AIM OF THE EXERCISE:
How many of the lines below hold the word "this"? Answer only with the number.
:::
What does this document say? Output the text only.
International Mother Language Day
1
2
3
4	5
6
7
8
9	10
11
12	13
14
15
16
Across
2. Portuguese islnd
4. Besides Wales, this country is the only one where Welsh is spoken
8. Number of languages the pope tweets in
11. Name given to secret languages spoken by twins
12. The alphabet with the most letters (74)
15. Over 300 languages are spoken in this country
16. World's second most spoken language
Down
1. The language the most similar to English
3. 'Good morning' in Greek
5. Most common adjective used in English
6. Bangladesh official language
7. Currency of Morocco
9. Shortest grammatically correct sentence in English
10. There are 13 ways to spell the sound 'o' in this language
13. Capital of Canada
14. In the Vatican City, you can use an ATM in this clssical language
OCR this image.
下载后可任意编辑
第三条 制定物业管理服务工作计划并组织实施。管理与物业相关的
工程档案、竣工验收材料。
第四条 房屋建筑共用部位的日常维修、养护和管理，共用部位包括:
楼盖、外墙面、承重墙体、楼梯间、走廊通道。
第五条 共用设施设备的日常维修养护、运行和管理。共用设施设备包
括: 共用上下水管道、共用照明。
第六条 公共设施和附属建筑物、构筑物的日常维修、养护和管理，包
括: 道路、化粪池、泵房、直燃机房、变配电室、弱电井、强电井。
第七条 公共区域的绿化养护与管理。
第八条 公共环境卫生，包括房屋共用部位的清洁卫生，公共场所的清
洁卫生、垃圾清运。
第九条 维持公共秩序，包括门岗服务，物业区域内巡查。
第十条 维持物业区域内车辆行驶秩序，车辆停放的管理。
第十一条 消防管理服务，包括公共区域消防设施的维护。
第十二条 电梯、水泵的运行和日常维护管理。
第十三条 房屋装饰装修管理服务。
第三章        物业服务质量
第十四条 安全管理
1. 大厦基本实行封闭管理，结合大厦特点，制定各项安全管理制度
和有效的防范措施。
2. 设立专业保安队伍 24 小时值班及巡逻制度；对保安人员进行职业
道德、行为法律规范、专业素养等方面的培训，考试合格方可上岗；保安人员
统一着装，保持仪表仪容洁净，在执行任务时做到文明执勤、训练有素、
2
:::
WRITTEN REPLY:
6